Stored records
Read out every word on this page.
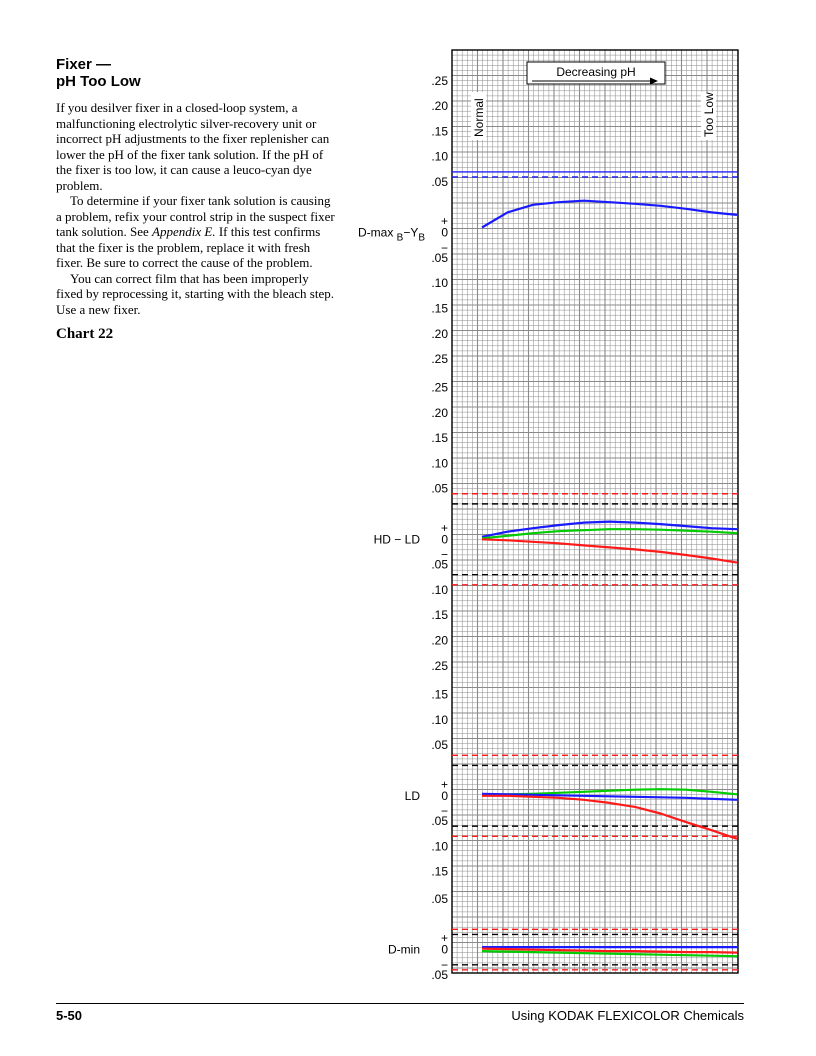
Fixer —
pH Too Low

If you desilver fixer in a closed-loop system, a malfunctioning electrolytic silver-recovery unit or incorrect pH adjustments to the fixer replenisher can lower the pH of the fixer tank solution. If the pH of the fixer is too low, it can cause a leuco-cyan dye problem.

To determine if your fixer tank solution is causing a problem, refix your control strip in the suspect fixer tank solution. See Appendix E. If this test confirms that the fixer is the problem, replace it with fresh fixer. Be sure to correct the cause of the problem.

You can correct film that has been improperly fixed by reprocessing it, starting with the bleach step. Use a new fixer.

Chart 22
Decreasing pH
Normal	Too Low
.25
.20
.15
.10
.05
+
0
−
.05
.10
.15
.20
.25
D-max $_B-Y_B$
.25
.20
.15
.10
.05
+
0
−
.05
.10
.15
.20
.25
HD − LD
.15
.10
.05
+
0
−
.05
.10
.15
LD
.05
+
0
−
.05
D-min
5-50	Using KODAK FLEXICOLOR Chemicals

Challenge
Look through the records above and report how many lines hold the word "problem", giving only the number.

Exercise answer
2